THE TASK
Will you transcribe the entries that follow, exactly and in full?

Dataset records
-- -- --
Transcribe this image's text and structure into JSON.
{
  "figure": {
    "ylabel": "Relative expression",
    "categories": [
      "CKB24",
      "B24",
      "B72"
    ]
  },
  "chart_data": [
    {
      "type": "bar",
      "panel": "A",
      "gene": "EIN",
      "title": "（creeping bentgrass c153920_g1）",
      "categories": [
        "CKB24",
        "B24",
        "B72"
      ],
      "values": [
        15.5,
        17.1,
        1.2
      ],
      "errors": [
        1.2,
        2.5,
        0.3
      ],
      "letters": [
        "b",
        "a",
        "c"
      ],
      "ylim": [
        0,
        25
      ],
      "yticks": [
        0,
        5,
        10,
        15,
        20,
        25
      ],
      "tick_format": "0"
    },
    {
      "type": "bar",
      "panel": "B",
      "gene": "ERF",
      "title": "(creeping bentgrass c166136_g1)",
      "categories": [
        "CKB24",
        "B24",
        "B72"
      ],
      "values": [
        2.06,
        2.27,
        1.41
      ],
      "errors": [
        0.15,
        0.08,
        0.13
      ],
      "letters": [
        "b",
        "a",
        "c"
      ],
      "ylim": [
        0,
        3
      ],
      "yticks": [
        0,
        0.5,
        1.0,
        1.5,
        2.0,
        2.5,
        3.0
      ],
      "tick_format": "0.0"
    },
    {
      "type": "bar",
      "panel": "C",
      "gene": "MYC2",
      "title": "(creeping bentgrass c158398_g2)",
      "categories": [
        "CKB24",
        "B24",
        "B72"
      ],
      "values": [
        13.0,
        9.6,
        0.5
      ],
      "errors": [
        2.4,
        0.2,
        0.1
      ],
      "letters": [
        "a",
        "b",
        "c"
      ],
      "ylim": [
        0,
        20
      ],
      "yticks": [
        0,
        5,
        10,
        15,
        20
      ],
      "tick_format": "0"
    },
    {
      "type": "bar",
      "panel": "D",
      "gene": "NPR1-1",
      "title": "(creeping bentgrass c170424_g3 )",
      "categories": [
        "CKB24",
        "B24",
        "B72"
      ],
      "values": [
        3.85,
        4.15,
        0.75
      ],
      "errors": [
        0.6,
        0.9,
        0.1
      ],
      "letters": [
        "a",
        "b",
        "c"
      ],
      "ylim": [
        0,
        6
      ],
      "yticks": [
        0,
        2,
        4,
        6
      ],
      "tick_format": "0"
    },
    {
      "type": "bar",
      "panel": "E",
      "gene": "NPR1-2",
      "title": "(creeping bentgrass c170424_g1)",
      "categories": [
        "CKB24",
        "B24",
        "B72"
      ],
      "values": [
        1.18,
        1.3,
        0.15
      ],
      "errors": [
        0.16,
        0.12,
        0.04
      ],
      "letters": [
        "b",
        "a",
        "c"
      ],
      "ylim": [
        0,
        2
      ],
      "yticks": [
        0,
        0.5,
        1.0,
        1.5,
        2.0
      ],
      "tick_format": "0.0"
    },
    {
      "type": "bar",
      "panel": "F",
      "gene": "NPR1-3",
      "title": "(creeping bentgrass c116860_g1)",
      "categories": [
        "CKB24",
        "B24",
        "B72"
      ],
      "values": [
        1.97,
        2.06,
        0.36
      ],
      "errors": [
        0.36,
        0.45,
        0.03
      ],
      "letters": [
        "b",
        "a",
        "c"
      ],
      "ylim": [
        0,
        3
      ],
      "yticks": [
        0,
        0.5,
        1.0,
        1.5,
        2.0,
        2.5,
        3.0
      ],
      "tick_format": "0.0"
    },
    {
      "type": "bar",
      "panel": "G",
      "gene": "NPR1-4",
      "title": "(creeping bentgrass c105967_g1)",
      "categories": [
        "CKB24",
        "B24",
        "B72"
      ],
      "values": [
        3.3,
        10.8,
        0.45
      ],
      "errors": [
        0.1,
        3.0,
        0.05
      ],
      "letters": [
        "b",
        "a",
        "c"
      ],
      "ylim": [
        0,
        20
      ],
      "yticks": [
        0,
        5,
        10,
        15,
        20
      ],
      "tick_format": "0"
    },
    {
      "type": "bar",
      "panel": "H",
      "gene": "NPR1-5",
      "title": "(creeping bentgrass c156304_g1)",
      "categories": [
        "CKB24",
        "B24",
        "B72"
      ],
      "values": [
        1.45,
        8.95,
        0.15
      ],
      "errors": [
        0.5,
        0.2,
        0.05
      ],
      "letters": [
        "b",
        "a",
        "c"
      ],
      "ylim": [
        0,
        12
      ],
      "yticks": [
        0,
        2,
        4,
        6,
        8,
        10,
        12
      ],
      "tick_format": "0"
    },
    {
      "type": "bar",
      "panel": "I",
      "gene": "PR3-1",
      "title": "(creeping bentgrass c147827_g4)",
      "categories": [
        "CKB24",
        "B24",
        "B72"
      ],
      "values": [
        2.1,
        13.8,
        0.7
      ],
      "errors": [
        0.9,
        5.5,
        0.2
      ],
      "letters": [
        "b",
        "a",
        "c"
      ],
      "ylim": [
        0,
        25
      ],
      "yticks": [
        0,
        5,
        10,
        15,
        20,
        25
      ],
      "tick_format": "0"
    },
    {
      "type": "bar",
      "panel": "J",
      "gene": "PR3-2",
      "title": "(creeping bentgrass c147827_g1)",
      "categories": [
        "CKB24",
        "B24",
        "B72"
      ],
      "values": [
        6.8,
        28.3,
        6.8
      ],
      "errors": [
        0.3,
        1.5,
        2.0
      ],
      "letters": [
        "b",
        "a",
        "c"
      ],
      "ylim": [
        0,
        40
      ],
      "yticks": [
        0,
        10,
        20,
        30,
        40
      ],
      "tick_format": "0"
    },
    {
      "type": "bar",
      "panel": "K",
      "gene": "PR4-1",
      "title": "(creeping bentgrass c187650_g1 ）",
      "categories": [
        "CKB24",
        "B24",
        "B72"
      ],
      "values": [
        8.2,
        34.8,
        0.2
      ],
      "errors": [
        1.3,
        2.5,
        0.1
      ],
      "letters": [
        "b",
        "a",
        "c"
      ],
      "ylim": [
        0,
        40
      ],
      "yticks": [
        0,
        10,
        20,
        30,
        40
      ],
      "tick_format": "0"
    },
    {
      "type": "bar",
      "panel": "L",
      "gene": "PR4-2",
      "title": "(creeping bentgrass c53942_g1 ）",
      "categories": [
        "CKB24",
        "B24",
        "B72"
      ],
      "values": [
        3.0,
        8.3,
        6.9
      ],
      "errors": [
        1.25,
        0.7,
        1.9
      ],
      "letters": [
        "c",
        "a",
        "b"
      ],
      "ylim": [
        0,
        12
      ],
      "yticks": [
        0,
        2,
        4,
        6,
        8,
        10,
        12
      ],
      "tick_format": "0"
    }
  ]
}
-- -- --
EXERCISE ANSWER
Transcribe this image's text and structure into JSON.
{
  "figure": {
    "ylabel": "Relative expression",
    "categories": [
      "CKB24",
      "B24",
      "B72"
    ]
  },
  "chart_data": [
    {
      "type": "bar",
      "panel": "A",
      "gene": "EIN",
      "title": "（creeping bentgrass c153920_g1）",
      "categories": [
        "CKB24",
        "B24",
        "B72"
      ],
      "values": [
        15.5,
        17.1,
        1.2
      ],
      "errors": [
        1.2,
        2.5,
        0.3
      ],
      "letters": [
        "b",
        "a",
        "c"
      ],
      "ylim": [
        0,
        25
      ],
      "yticks": [
        0,
        5,
        10,
        15,
        20,
        25
      ],
      "tick_format": "0"
    },
    {
      "type": "bar",
      "panel": "B",
      "gene": "ERF",
      "title": "(creeping bentgrass c166136_g1)",
      "categories": [
        "CKB24",
        "B24",
        "B72"
      ],
      "values": [
        2.06,
        2.27,
        1.41
      ],
      "errors": [
        0.15,
        0.08,
        0.13
      ],
      "letters": [
        "b",
        "a",
        "c"
      ],
      "ylim": [
        0,
        3
      ],
      "yticks": [
        0,
        0.5,
        1.0,
        1.5,
        2.0,
        2.5,
        3.0
      ],
      "tick_format": "0.0"
    },
    {
      "type": "bar",
      "panel": "C",
      "gene": "MYC2",
      "title": "(creeping bentgrass c158398_g2)",
      "categories": [
        "CKB24",
        "B24",
        "B72"
      ],
      "values": [
        13.0,
        9.6,
        0.5
      ],
      "errors": [
        2.4,
        0.2,
        0.1
      ],
      "letters": [
        "a",
        "b",
        "c"
      ],
      "ylim": [
        0,
        20
      ],
      "yticks": [
        0,
        5,
        10,
        15,
        20
      ],
      "tick_format": "0"
    },
    {
      "type": "bar",
      "panel": "D",
      "gene": "NPR1-1",
      "title": "(creeping bentgrass c170424_g3 )",
      "categories": [
        "CKB24",
        "B24",
        "B72"
      ],
      "values": [
        3.85,
        4.15,
        0.75
      ],
      "errors": [
        0.6,
        0.9,
        0.1
      ],
      "letters": [
        "a",
        "b",
        "c"
      ],
      "ylim": [
        0,
        6
      ],
      "yticks": [
        0,
        2,
        4,
        6
      ],
      "tick_format": "0"
    },
    {
      "type": "bar",
      "panel": "E",
      "gene": "NPR1-2",
      "title": "(creeping bentgrass c170424_g1)",
      "categories": [
        "CKB24",
        "B24",
        "B72"
      ],
      "values": [
        1.18,
        1.3,
        0.15
      ],
      "errors": [
        0.16,
        0.12,
        0.04
      ],
      "letters": [
        "b",
        "a",
        "c"
      ],
      "ylim": [
        0,
        2
      ],
      "yticks": [
        0,
        0.5,
        1.0,
        1.5,
        2.0
      ],
      "tick_format": "0.0"
    },
    {
      "type": "bar",
      "panel": "F",
      "gene": "NPR1-3",
      "title": "(creeping bentgrass c116860_g1)",
      "categories": [
        "CKB24",
        "B24",
        "B72"
      ],
      "values": [
        1.97,
        2.06,
        0.36
      ],
      "errors": [
        0.36,
        0.45,
        0.03
      ],
      "letters": [
        "b",
        "a",
        "c"
      ],
      "ylim": [
        0,
        3
      ],
      "yticks": [
        0,
        0.5,
        1.0,
        1.5,
        2.0,
        2.5,
        3.0
      ],
      "tick_format": "0.0"
    },
    {
      "type": "bar",
      "panel": "G",
      "gene": "NPR1-4",
      "title": "(creeping bentgrass c105967_g1)",
      "categories": [
        "CKB24",
        "B24",
        "B72"
      ],
      "values": [
        3.3,
        10.8,
        0.45
      ],
      "errors": [
        0.1,
        3.0,
        0.05
      ],
      "letters": [
        "b",
        "a",
        "c"
      ],
      "ylim": [
        0,
        20
      ],
      "yticks": [
        0,
        5,
        10,
        15,
        20
      ],
      "tick_format": "0"
    },
    {
      "type": "bar",
      "panel": "H",
      "gene": "NPR1-5",
      "title": "(creeping bentgrass c156304_g1)",
      "categories": [
        "CKB24",
        "B24",
        "B72"
      ],
      "values": [
        1.45,
        8.95,
        0.15
      ],
      "errors": [
        0.5,
        0.2,
        0.05
      ],
      "letters": [
        "b",
        "a",
        "c"
      ],
      "ylim": [
        0,
        12
      ],
      "yticks": [
        0,
        2,
        4,
        6,
        8,
        10,
        12
      ],
      "tick_format": "0"
    },
    {
      "type": "bar",
      "panel": "I",
      "gene": "PR3-1",
      "title": "(creeping bentgrass c147827_g4)",
      "categories": [
        "CKB24",
        "B24",
        "B72"
      ],
      "values": [
        2.1,
        13.8,
        0.7
      ],
      "errors": [
        0.9,
        5.5,
        0.2
      ],
      "letters": [
        "b",
        "a",
        "c"
      ],
      "ylim": [
        0,
        25
      ],
      "yticks": [
        0,
        5,
        10,
        15,
        20,
        25
      ],
      "tick_format": "0"
    },
    {
      "type": "bar",
      "panel": "J",
      "gene": "PR3-2",
      "title": "(creeping bentgrass c147827_g1)",
      "categories": [
        "CKB24",
        "B24",
        "B72"
      ],
      "values": [
        6.8,
        28.3,
        6.8
      ],
      "errors": [
        0.3,
        1.5,
        2.0
      ],
      "letters": [
        "b",
        "a",
        "c"
      ],
      "ylim": [
        0,
        40
      ],
      "yticks": [
        0,
        10,
        20,
        30,
        40
      ],
      "tick_format": "0"
    },
    {
      "type": "bar",
      "panel": "K",
      "gene": "PR4-1",
      "title": "(creeping bentgrass c187650_g1 ）",
      "categories": [
        "CKB24",
        "B24",
        "B72"
      ],
      "values": [
        8.2,
        34.8,
        0.2
      ],
      "errors": [
        1.3,
        2.5,
        0.1
      ],
      "letters": [
        "b",
        "a",
        "c"
      ],
      "ylim": [
        0,
        40
      ],
      "yticks": [
        0,
        10,
        20,
        30,
        40
      ],
      "tick_format": "0"
    },
    {
      "type": "bar",
      "panel": "L",
      "gene": "PR4-2",
      "title": "(creeping bentgrass c53942_g1 ）",
      "categories": [
        "CKB24",
        "B24",
        "B72"
      ],
      "values": [
        3.0,
        8.3,
        6.9
      ],
      "errors": [
        1.25,
        0.7,
        1.9
      ],
      "letters": [
        "c",
        "a",
        "b"
      ],
      "ylim": [
        0,
        12
      ],
      "yticks": [
        0,
        2,
        4,
        6,
        8,
        10,
        12
      ],
      "tick_format": "0"
    }
  ]
}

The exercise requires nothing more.